| TASK OBJECTIVE |
Look through the records that follow. Copy every line containing the word "from".

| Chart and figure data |
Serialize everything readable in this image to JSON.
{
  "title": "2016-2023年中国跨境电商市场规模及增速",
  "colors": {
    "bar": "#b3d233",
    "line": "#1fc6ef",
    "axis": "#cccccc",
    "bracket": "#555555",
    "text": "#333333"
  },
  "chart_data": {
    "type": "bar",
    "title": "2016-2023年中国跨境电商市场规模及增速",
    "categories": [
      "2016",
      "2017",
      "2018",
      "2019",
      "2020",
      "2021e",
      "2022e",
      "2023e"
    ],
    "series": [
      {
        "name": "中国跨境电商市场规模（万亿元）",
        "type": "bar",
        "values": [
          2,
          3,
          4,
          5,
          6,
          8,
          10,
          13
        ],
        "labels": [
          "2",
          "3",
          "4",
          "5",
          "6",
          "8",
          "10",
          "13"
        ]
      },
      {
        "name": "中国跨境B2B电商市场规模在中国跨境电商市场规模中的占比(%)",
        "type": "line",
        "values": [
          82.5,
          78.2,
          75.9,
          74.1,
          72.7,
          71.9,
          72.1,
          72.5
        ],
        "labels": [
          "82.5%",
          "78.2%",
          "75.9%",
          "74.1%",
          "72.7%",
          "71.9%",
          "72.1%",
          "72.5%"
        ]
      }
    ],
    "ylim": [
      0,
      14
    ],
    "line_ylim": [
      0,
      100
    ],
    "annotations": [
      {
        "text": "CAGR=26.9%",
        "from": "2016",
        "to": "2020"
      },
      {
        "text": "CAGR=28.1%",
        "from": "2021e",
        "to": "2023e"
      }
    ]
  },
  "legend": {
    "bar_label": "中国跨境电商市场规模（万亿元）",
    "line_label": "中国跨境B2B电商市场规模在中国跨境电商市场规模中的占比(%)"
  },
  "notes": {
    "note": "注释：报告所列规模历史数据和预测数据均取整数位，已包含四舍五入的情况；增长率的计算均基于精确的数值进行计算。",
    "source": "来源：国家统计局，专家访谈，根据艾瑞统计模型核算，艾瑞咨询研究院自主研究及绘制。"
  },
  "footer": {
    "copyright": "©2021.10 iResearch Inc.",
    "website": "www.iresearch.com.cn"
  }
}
---
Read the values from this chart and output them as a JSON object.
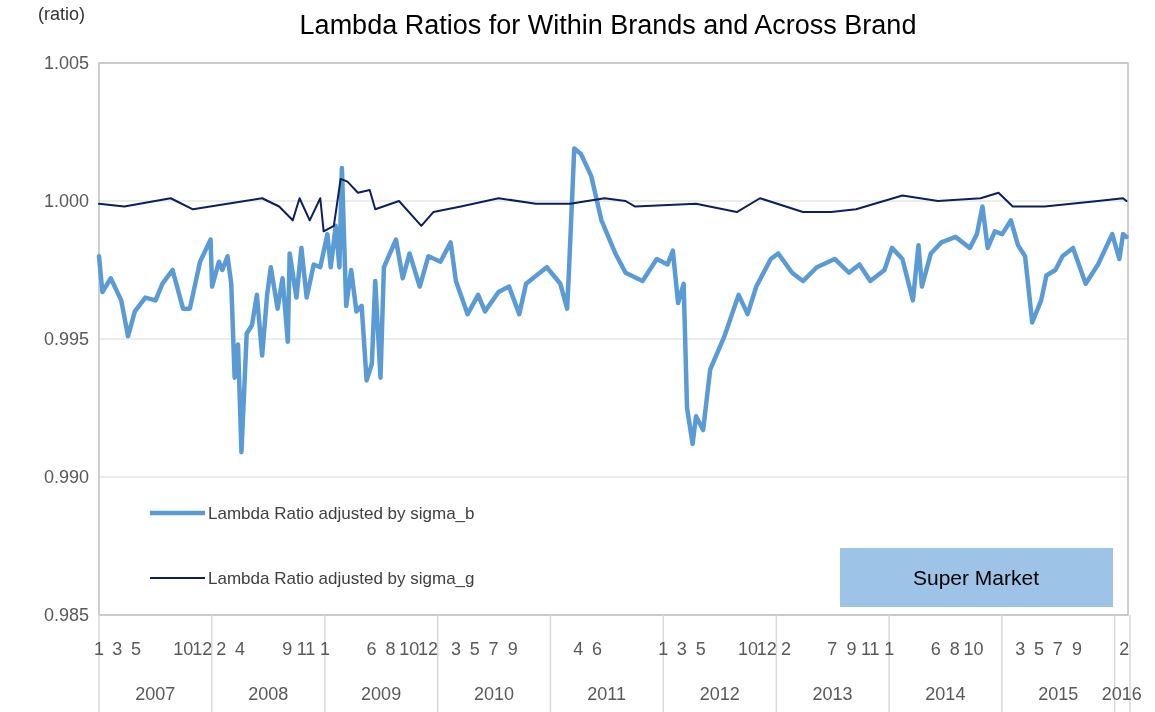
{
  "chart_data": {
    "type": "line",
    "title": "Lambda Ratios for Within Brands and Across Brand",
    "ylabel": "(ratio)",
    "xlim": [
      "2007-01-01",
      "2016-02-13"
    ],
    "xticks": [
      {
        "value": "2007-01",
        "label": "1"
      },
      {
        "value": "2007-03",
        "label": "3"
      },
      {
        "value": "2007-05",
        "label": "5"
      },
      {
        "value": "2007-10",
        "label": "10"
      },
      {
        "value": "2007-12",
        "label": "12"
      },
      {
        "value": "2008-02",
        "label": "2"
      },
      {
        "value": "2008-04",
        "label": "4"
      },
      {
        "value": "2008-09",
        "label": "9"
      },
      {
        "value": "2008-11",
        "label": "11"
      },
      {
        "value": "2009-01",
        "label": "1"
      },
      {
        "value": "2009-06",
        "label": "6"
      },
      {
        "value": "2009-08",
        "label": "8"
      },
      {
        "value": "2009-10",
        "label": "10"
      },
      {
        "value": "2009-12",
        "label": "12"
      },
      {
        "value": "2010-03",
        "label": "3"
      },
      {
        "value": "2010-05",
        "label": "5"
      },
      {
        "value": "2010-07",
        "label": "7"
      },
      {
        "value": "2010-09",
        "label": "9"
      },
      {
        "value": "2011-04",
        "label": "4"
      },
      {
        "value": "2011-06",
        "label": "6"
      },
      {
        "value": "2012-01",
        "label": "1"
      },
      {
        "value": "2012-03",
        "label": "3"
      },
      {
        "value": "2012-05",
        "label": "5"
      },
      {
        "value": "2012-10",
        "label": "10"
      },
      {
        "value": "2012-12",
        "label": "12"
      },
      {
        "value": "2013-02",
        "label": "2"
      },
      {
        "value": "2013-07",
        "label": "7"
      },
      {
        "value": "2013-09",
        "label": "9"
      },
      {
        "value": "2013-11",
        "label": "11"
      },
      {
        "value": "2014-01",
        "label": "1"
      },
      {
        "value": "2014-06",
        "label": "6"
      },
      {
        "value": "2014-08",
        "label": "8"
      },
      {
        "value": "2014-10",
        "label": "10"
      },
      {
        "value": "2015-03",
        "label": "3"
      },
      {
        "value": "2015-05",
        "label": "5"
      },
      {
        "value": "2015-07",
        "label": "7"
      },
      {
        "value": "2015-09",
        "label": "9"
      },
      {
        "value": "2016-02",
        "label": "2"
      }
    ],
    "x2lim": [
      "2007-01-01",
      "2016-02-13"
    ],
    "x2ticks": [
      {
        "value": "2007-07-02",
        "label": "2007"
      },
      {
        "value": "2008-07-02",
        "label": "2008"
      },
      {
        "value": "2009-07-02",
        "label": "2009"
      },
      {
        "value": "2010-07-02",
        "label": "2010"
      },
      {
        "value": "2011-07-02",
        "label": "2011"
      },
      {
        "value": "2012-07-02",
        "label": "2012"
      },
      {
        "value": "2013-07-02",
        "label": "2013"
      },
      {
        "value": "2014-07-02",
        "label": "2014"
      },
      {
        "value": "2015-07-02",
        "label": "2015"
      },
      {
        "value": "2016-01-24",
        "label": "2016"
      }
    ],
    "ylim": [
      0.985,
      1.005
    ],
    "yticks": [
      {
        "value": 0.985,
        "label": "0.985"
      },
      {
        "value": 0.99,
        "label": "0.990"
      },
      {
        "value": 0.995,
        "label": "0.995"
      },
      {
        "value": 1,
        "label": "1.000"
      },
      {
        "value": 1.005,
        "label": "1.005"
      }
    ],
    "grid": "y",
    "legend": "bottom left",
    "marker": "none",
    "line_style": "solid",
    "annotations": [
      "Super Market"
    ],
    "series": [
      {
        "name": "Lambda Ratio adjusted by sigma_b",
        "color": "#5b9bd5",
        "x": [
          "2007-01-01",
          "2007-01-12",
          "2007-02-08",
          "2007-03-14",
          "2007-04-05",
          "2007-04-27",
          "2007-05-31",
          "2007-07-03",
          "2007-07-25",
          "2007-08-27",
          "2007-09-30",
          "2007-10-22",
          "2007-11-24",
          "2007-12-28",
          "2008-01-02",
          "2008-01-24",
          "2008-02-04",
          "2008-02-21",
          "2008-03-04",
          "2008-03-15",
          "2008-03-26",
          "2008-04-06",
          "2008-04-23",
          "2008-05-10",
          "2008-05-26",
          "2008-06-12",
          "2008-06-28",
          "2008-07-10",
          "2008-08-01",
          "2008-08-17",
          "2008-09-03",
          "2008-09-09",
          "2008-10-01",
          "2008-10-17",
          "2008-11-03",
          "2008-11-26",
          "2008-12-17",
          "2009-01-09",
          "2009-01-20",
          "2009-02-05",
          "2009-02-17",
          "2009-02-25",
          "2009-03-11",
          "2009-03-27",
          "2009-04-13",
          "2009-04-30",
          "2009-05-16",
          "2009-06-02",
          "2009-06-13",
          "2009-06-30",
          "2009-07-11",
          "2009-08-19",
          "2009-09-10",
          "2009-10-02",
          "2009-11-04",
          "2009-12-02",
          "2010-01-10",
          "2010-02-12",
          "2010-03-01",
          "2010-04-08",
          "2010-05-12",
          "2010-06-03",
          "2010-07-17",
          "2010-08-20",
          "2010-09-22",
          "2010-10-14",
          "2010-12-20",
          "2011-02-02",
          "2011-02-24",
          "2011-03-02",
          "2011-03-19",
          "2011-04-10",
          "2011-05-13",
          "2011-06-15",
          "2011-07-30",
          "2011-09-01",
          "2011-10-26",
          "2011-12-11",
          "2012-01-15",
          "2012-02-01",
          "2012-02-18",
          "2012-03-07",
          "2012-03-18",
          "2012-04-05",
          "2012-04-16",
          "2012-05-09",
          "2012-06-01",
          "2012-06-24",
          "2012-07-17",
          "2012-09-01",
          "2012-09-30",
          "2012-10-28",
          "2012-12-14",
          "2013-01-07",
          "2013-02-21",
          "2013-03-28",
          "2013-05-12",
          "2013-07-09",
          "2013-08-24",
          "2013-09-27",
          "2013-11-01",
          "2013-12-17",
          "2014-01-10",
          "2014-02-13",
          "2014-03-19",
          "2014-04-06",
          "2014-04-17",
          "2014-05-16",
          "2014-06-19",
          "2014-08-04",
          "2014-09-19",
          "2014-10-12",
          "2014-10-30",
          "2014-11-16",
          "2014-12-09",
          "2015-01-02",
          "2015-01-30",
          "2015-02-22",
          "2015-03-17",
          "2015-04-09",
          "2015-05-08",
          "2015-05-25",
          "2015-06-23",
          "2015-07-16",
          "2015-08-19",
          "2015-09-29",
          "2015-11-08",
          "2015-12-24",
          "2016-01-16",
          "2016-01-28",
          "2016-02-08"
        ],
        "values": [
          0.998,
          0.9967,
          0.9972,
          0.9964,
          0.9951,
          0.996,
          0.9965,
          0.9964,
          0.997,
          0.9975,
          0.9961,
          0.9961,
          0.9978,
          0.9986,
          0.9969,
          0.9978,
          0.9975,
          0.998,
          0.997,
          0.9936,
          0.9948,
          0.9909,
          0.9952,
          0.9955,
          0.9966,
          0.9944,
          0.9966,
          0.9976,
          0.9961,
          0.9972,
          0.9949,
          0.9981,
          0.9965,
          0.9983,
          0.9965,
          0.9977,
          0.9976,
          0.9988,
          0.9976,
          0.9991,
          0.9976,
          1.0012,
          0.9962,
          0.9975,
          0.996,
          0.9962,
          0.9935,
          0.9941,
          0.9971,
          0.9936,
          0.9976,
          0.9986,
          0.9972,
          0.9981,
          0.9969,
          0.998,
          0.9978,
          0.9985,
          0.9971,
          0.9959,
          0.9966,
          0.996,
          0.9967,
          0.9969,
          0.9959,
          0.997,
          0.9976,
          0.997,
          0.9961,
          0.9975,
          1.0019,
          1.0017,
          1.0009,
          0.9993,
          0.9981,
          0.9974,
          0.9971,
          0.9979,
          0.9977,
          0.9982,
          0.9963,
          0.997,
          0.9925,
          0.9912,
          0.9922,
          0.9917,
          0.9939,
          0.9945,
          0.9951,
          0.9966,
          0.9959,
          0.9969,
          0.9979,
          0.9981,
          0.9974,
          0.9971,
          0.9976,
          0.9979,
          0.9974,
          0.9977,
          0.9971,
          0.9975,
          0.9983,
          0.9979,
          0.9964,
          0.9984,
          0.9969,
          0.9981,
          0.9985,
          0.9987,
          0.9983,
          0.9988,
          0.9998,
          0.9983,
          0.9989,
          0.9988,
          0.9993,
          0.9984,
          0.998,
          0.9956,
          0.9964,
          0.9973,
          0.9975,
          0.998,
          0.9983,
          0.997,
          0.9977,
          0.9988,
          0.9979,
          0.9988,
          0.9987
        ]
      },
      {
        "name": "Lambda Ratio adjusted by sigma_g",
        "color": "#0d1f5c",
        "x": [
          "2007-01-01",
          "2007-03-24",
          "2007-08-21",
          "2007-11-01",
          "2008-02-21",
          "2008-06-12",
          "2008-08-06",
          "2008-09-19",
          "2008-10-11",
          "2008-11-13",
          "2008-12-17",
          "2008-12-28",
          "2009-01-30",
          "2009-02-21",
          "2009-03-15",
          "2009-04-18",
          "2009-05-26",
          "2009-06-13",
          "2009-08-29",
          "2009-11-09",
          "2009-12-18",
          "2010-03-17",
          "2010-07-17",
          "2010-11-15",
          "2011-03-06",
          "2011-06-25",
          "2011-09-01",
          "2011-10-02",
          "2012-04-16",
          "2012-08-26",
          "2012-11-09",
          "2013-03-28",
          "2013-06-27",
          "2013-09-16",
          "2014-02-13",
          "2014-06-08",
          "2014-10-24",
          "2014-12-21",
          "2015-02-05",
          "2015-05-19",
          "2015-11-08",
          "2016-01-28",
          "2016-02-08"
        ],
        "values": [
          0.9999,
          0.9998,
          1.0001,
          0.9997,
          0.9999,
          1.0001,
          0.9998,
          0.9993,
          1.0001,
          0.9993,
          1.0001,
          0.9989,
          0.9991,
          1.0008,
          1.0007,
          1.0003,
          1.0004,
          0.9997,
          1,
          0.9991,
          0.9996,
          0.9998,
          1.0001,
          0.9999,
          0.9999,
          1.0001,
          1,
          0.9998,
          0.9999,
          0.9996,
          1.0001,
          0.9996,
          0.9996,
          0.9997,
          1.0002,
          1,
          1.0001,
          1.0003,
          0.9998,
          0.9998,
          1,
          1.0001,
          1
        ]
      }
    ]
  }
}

| ANSWER TO THE EXERCISE |
        "from": "2016",
        "from": "2021e",
Read the values from this chart and output them as a JSON object.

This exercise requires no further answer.